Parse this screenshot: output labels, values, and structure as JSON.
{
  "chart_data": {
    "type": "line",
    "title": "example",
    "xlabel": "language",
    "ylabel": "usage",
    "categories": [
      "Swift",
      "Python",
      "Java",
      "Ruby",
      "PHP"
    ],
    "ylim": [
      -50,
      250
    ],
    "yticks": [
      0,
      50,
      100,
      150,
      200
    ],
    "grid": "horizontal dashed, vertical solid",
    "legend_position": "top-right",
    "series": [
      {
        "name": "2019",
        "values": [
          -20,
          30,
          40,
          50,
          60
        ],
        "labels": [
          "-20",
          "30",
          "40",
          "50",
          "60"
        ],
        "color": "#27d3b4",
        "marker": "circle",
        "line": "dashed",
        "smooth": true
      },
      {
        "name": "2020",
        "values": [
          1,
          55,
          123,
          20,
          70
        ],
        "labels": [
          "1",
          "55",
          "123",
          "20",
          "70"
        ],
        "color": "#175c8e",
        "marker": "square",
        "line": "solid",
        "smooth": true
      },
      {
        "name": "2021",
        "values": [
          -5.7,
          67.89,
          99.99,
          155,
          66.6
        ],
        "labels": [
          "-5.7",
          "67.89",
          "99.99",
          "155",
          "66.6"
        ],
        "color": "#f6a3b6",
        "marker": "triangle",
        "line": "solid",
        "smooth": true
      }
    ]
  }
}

**********

_DO THIS_
Copy the lines from the entries above in which the word "color" appears.

_ANSWER TO THIS PROBLEM_
        "color": "#27d3b4",
        "color": "#175c8e",
        "color": "#f6a3b6",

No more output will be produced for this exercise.